━━ ROWS ━━

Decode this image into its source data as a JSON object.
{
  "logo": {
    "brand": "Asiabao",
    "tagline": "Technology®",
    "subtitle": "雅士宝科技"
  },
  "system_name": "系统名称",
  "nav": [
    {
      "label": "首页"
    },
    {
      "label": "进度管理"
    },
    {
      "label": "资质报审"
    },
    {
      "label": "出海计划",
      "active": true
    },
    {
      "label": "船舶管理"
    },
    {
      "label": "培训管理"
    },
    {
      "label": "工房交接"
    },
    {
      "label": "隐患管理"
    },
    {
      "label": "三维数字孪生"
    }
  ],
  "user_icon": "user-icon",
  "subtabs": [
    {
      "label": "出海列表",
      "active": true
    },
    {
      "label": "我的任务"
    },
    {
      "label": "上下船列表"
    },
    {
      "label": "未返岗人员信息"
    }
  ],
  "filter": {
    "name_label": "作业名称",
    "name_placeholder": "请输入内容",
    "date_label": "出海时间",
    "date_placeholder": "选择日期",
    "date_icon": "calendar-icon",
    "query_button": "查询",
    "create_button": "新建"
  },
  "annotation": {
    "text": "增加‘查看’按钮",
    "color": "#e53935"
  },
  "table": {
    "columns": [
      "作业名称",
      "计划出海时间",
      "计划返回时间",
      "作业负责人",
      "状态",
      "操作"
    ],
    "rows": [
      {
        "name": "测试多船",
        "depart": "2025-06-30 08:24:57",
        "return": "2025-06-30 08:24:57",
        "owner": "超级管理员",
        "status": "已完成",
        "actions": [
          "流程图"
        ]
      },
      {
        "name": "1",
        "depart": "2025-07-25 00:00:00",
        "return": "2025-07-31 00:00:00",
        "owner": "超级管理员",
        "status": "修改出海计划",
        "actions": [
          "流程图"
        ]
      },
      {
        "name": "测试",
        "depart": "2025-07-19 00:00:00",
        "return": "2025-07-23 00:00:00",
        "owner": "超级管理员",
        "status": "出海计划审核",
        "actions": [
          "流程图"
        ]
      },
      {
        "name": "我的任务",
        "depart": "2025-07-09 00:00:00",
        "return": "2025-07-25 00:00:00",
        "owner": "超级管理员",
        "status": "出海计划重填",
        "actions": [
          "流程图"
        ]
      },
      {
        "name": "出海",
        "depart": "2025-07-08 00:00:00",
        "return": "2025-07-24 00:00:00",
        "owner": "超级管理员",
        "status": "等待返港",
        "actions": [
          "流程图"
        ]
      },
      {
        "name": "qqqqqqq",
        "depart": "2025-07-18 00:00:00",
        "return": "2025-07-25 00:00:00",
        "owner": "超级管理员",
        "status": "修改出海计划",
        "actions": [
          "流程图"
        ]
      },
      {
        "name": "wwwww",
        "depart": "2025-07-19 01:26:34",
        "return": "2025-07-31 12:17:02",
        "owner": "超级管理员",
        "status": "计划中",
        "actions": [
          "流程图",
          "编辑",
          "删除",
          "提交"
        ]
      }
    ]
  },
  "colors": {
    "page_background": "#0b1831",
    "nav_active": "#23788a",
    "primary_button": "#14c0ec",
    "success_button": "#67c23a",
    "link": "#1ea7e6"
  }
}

━━━

§ **EXERCISE BRIEF**: Copy every line of the records word for word.

§ **FULL RESPONSE**:
Decode this image into its source data as a JSON object.
{
  "logo": {
    "brand": "Asiabao",
    "tagline": "Technology®",
    "subtitle": "雅士宝科技"
  },
  "system_name": "系统名称",
  "nav": [
    {
      "label": "首页"
    },
    {
      "label": "进度管理"
    },
    {
      "label": "资质报审"
    },
    {
      "label": "出海计划",
      "active": true
    },
    {
      "label": "船舶管理"
    },
    {
      "label": "培训管理"
    },
    {
      "label": "工房交接"
    },
    {
      "label": "隐患管理"
    },
    {
      "label": "三维数字孪生"
    }
  ],
  "user_icon": "user-icon",
  "subtabs": [
    {
      "label": "出海列表",
      "active": true
    },
    {
      "label": "我的任务"
    },
    {
      "label": "上下船列表"
    },
    {
      "label": "未返岗人员信息"
    }
  ],
  "filter": {
    "name_label": "作业名称",
    "name_placeholder": "请输入内容",
    "date_label": "出海时间",
    "date_placeholder": "选择日期",
    "date_icon": "calendar-icon",
    "query_button": "查询",
    "create_button": "新建"
  },
  "annotation": {
    "text": "增加‘查看’按钮",
    "color": "#e53935"
  },
  "table": {
    "columns": [
      "作业名称",
      "计划出海时间",
      "计划返回时间",
      "作业负责人",
      "状态",
      "操作"
    ],
    "rows": [
      {
        "name": "测试多船",
        "depart": "2025-06-30 08:24:57",
        "return": "2025-06-30 08:24:57",
        "owner": "超级管理员",
        "status": "已完成",
        "actions": [
          "流程图"
        ]
      },
      {
        "name": "1",
        "depart": "2025-07-25 00:00:00",
        "return": "2025-07-31 00:00:00",
        "owner": "超级管理员",
        "status": "修改出海计划",
        "actions": [
          "流程图"
        ]
      },
      {
        "name": "测试",
        "depart": "2025-07-19 00:00:00",
        "return": "2025-07-23 00:00:00",
        "owner": "超级管理员",
        "status": "出海计划审核",
        "actions": [
          "流程图"
        ]
      },
      {
        "name": "我的任务",
        "depart": "2025-07-09 00:00:00",
        "return": "2025-07-25 00:00:00",
        "owner": "超级管理员",
        "status": "出海计划重填",
        "actions": [
          "流程图"
        ]
      },
      {
        "name": "出海",
        "depart": "2025-07-08 00:00:00",
        "return": "2025-07-24 00:00:00",
        "owner": "超级管理员",
        "status": "等待返港",
        "actions": [
          "流程图"
        ]
      },
      {
        "name": "qqqqqqq",
        "depart": "2025-07-18 00:00:00",
        "return": "2025-07-25 00:00:00",
        "owner": "超级管理员",
        "status": "修改出海计划",
        "actions": [
          "流程图"
        ]
      },
      {
        "name": "wwwww",
        "depart": "2025-07-19 01:26:34",
        "return": "2025-07-31 12:17:02",
        "owner": "超级管理员",
        "status": "计划中",
        "actions": [
          "流程图",
          "编辑",
          "删除",
          "提交"
        ]
      }
    ]
  },
  "colors": {
    "page_background": "#0b1831",
    "nav_active": "#23788a",
    "primary_button": "#14c0ec",
    "success_button": "#67c23a",
    "link": "#1ea7e6"
  }
}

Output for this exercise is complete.